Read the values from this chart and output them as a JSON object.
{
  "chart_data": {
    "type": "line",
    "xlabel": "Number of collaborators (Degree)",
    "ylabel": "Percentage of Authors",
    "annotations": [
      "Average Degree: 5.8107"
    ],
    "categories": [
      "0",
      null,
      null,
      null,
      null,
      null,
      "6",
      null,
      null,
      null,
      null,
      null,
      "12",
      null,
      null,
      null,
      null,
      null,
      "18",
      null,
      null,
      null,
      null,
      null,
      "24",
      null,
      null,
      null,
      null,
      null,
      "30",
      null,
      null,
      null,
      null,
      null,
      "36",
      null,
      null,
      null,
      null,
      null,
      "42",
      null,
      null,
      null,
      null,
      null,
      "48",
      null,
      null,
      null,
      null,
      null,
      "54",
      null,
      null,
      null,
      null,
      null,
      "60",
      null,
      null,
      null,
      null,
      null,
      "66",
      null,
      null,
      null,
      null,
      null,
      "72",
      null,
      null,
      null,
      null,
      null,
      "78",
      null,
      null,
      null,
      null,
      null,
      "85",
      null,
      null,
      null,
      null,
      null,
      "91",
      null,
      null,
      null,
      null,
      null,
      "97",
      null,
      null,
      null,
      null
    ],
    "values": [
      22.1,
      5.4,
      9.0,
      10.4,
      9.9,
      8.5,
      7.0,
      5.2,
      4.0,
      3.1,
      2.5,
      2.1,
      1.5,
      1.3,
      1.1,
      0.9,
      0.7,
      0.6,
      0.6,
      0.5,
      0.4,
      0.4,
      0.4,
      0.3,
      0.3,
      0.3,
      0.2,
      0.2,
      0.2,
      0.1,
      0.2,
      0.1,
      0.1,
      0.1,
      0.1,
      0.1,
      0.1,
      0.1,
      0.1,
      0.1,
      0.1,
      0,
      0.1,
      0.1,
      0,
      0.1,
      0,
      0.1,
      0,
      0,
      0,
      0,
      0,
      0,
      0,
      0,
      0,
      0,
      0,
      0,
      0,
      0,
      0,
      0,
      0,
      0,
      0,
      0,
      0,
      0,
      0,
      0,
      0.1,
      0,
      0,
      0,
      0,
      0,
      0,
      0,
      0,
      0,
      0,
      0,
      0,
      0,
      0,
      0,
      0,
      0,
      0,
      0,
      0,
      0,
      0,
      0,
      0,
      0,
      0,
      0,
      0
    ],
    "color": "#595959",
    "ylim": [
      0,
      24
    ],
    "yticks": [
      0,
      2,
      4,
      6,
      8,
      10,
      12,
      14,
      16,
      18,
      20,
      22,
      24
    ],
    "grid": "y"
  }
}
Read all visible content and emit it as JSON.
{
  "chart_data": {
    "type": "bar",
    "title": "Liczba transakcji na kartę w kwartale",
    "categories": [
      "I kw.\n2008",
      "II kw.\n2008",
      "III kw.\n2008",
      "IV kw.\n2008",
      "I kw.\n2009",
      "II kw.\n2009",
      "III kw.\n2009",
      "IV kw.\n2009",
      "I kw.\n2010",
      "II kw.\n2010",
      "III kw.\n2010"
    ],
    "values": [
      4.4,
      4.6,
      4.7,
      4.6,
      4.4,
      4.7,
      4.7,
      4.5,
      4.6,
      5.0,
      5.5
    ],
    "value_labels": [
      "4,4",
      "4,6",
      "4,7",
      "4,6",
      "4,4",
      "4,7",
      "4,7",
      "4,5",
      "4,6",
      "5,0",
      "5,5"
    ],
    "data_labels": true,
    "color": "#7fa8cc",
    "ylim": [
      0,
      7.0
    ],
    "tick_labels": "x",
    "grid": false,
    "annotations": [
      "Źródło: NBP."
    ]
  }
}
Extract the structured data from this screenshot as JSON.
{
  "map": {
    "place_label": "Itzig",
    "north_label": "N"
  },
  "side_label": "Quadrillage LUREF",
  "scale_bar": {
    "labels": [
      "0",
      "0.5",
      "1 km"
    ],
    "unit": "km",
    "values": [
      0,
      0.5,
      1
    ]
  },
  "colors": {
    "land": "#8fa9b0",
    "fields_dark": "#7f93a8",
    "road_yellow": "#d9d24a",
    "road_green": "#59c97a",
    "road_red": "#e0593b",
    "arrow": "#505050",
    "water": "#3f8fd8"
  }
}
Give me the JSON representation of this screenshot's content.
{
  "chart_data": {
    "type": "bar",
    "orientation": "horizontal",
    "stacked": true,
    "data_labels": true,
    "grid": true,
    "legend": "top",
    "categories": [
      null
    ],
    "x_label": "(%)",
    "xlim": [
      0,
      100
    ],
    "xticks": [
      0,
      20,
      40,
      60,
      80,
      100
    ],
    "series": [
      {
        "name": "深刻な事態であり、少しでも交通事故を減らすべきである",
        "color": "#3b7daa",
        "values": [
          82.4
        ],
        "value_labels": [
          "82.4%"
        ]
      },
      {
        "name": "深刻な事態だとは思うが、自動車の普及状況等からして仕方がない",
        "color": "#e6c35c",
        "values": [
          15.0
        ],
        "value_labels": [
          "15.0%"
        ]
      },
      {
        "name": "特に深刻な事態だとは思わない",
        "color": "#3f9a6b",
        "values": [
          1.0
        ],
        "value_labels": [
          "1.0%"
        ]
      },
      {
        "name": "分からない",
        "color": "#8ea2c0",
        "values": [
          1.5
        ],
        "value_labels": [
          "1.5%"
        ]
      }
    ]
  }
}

════════

▶ **YOUR TASK**: In the records above, locate each line with the word "true". Copy all such lines.

▶ **REPLY TO THE EXERCISE**:
    "data_labels": true,
    "stacked": true,
    "data_labels": true,
    "grid": true,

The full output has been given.